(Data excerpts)
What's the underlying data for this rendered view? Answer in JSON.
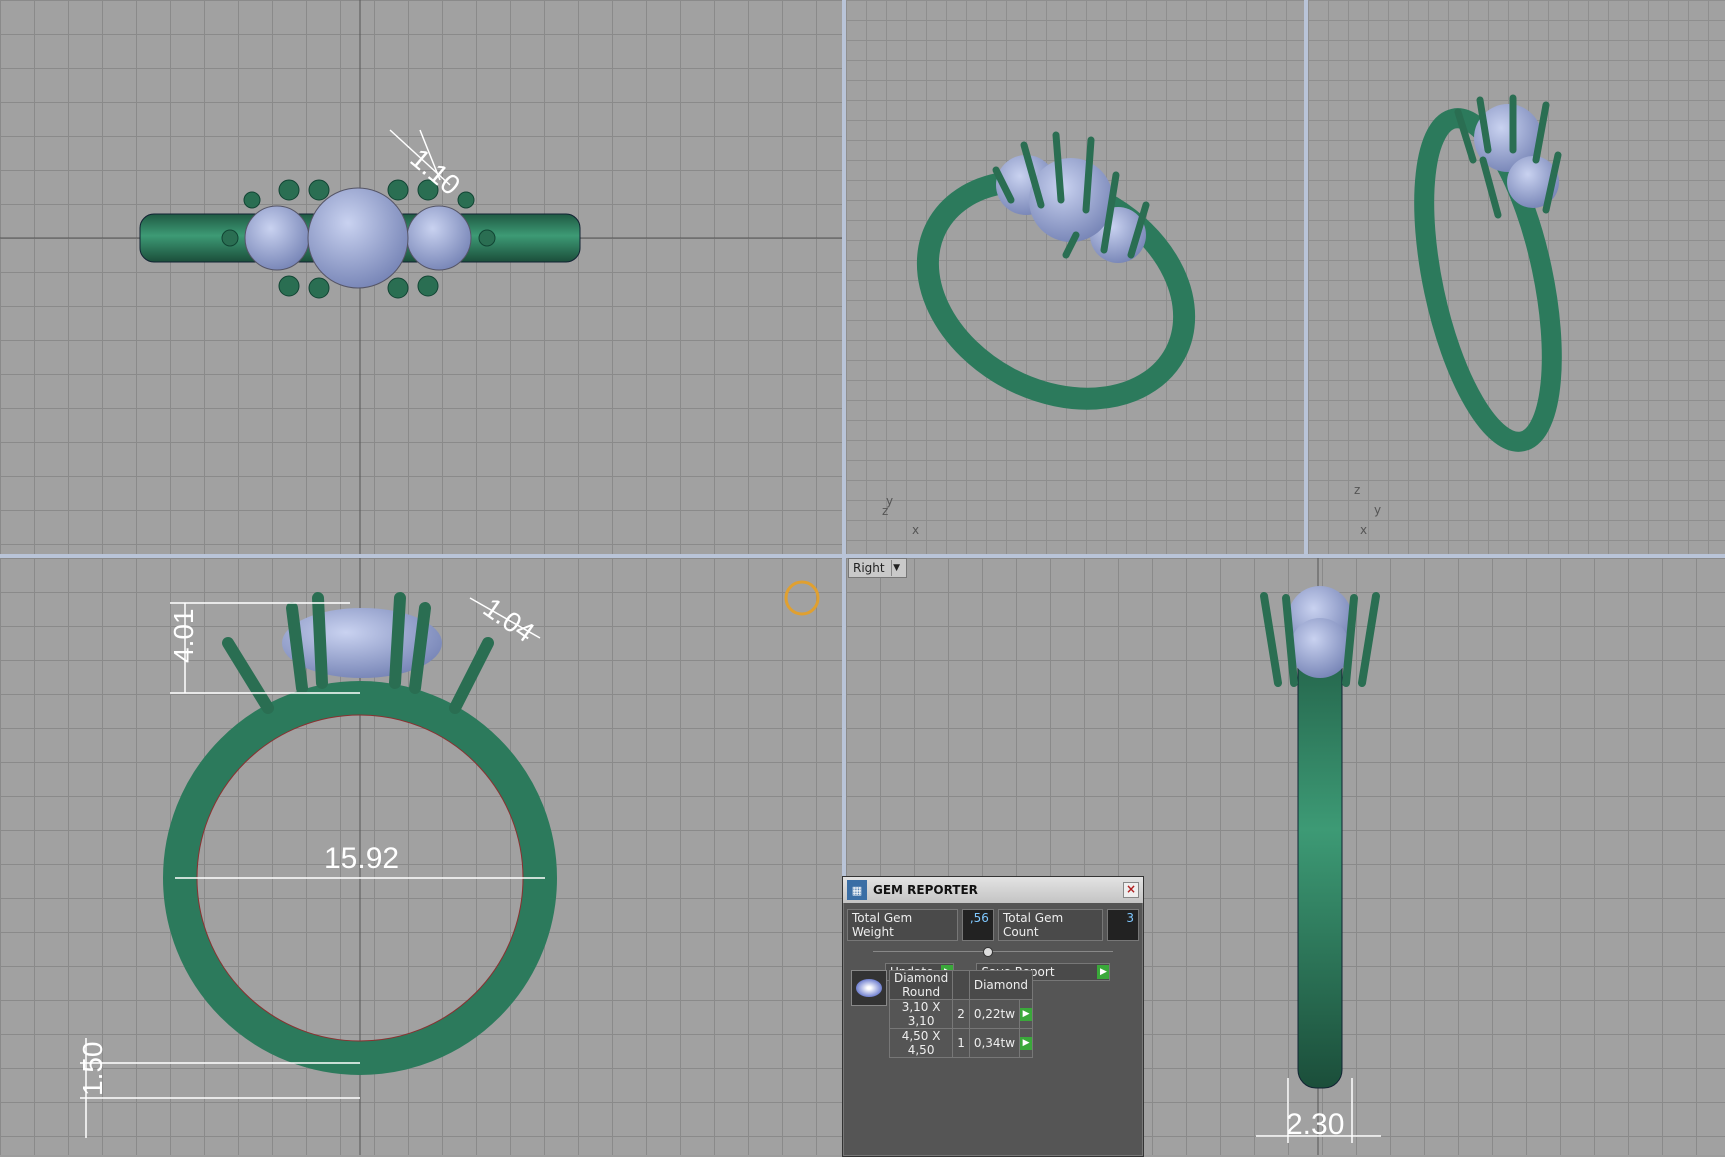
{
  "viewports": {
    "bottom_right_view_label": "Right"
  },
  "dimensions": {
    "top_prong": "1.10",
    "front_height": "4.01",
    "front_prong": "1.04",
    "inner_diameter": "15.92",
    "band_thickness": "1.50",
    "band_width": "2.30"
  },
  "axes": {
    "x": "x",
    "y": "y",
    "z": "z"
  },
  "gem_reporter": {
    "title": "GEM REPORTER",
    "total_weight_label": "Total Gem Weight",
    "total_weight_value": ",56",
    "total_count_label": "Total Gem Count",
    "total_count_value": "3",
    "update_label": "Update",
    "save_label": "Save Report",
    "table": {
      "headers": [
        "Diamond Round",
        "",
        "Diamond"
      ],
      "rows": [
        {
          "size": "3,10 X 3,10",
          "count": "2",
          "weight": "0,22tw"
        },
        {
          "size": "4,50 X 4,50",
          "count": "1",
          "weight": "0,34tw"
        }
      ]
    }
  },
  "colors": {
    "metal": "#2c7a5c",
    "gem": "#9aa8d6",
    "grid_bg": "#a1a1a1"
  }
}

TASK DIRECTIONS –
Reproduce the records, all of them, word for word; omit the pictures.

TASK RESPONSE –
What's the underlying data for this rendered view? Answer in JSON.
{
  "viewports": {
    "bottom_right_view_label": "Right"
  },
  "dimensions": {
    "top_prong": "1.10",
    "front_height": "4.01",
    "front_prong": "1.04",
    "inner_diameter": "15.92",
    "band_thickness": "1.50",
    "band_width": "2.30"
  },
  "axes": {
    "x": "x",
    "y": "y",
    "z": "z"
  },
  "gem_reporter": {
    "title": "GEM REPORTER",
    "total_weight_label": "Total Gem Weight",
    "total_weight_value": ",56",
    "total_count_label": "Total Gem Count",
    "total_count_value": "3",
    "update_label": "Update",
    "save_label": "Save Report",
    "table": {
      "headers": [
        "Diamond Round",
        "",
        "Diamond"
      ],
      "rows": [
        {
          "size": "3,10 X 3,10",
          "count": "2",
          "weight": "0,22tw"
        },
        {
          "size": "4,50 X 4,50",
          "count": "1",
          "weight": "0,34tw"
        }
      ]
    }
  },
  "colors": {
    "metal": "#2c7a5c",
    "gem": "#9aa8d6",
    "grid_bg": "#a1a1a1"
  }
}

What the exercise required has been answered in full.